__REQUIRED WORK__
Filter the records for lines holding the string "ΔPes".

Records from a collection of figures
-- Start --
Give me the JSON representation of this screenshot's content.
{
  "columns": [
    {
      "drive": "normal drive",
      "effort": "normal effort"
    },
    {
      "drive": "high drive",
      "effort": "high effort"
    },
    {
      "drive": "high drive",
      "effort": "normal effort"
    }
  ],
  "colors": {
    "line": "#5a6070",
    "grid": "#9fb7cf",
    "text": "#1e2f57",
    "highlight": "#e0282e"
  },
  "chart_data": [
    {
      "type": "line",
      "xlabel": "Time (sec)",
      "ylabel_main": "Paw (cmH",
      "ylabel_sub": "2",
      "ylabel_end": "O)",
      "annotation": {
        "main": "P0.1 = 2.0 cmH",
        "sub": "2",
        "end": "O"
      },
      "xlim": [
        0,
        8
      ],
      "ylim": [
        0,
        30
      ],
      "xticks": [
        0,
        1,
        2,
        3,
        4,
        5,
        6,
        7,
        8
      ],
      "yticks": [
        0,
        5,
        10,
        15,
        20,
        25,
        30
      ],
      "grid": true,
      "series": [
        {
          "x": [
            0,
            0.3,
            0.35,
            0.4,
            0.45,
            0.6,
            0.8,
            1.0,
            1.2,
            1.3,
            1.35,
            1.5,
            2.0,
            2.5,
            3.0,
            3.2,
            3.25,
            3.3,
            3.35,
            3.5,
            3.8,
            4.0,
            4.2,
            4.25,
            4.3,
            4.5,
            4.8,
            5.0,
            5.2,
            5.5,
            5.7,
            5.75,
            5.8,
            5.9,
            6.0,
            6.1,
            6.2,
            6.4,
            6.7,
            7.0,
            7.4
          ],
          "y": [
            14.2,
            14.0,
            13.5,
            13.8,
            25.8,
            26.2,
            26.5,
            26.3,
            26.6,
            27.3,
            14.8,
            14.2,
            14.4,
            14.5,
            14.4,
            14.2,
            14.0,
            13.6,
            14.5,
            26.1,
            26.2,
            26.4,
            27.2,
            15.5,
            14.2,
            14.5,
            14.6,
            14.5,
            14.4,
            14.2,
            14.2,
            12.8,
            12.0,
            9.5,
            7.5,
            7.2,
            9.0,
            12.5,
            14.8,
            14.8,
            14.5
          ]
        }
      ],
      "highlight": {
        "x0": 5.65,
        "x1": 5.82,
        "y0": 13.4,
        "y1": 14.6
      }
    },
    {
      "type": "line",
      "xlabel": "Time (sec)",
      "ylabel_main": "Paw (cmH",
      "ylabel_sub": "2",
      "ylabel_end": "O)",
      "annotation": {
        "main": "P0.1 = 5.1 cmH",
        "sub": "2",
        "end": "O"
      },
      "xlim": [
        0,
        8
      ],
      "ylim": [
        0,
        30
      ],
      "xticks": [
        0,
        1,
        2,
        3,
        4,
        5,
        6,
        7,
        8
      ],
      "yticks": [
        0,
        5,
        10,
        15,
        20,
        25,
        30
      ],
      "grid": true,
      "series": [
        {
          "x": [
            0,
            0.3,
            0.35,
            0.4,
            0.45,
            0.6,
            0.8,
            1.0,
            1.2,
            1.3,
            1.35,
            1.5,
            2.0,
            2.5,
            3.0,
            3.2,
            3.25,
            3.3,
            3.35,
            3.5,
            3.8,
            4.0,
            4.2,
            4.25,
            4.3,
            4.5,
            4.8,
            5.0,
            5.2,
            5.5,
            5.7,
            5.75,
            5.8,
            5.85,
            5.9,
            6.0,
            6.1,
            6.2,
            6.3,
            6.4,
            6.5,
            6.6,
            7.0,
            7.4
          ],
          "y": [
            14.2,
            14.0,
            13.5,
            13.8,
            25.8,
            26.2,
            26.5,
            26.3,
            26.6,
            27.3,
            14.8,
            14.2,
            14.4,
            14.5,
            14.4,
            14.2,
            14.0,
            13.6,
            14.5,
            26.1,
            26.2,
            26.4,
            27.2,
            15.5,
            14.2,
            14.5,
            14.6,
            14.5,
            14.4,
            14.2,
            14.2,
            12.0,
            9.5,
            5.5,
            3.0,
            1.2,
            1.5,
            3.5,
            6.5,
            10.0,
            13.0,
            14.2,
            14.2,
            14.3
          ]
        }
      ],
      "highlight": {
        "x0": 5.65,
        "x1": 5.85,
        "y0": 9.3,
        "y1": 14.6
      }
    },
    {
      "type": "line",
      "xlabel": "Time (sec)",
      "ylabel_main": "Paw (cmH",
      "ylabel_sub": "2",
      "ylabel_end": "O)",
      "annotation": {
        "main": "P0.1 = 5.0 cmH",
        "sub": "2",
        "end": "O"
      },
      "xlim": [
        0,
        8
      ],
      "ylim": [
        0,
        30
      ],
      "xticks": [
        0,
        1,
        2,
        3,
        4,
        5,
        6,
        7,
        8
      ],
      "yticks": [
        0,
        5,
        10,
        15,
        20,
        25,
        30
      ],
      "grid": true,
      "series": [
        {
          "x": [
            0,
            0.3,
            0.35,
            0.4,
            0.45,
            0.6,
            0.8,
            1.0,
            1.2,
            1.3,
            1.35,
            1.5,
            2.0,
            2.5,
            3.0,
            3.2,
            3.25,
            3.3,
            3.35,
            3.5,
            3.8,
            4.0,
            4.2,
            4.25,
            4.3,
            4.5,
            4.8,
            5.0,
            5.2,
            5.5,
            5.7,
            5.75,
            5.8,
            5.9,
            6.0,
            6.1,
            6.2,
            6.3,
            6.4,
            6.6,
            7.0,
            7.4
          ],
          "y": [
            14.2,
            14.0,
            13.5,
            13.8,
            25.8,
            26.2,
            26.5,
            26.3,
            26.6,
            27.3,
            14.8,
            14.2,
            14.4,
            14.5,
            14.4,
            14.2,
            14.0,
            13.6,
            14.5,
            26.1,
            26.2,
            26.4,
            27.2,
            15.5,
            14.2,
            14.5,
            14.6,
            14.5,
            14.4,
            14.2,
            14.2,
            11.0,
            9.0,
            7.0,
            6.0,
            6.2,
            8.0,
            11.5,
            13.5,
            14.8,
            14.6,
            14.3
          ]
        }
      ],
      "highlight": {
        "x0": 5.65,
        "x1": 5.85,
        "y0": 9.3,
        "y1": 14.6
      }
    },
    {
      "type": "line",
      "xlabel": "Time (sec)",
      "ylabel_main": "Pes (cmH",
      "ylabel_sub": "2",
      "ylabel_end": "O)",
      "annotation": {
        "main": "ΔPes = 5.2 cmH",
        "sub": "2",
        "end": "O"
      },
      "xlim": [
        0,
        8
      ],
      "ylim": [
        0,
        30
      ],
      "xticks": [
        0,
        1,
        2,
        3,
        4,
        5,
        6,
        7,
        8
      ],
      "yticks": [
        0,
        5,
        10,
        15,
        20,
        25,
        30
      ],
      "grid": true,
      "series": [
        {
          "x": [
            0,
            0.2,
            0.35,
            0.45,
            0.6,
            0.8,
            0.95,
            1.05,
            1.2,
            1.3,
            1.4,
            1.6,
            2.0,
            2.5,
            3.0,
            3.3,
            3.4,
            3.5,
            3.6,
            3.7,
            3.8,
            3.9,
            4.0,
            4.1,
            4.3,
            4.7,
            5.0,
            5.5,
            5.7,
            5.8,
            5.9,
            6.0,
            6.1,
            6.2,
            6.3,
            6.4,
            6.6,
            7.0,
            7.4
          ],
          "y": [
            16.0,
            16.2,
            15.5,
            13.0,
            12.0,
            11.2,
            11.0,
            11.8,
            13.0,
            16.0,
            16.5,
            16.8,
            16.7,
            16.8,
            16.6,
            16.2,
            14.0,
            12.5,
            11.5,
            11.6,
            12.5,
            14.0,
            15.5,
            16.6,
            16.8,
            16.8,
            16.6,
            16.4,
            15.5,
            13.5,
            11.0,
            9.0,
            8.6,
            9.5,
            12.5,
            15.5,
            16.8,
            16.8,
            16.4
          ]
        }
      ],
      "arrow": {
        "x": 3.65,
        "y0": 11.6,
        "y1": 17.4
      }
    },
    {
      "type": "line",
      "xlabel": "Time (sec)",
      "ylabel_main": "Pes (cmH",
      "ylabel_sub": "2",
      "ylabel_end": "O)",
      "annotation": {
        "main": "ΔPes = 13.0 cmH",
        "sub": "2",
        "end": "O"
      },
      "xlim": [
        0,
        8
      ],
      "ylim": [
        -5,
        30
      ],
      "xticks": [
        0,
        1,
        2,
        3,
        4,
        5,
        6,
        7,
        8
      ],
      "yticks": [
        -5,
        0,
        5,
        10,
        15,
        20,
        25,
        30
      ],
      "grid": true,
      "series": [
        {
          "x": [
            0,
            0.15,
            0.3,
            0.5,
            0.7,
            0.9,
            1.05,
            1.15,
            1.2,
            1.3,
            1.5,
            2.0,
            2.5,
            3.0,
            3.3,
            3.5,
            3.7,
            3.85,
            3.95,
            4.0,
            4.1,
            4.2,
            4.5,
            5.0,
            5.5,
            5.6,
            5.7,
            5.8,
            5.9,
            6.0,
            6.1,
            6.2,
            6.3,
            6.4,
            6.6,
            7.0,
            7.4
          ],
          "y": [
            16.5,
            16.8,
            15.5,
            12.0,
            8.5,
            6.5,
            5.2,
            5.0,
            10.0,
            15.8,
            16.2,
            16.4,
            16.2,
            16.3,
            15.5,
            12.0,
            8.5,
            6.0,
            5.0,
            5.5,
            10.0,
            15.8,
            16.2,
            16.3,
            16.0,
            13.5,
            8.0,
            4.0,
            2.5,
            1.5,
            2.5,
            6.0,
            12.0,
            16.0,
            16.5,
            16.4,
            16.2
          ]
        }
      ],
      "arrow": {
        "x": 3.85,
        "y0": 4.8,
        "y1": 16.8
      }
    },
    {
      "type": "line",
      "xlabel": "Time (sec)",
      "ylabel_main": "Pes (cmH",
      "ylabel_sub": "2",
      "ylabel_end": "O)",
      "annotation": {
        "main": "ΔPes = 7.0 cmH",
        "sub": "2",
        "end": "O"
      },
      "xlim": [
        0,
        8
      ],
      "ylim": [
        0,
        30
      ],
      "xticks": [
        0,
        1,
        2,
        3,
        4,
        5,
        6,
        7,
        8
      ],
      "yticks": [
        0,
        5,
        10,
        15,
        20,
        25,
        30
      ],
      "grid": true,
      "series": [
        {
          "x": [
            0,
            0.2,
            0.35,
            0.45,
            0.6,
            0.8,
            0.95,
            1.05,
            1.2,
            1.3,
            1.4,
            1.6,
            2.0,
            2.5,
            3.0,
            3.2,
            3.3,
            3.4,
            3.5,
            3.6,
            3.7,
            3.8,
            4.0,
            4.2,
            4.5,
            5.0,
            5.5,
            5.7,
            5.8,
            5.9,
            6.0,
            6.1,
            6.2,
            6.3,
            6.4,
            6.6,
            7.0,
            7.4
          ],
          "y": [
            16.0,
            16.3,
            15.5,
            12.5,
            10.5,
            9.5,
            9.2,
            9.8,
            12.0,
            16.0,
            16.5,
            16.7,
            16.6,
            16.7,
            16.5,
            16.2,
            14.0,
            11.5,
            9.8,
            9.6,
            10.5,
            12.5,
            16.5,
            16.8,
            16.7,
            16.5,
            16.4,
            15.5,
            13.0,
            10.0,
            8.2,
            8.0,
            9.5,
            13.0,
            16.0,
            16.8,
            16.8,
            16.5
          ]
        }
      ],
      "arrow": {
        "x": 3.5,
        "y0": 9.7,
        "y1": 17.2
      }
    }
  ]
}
-- End --
__ANSWER FOR THE TASK__
        "main": "ΔPes = 5.2 cmH",
        "main": "ΔPes = 13.0 cmH",
        "main": "ΔPes = 7.0 cmH",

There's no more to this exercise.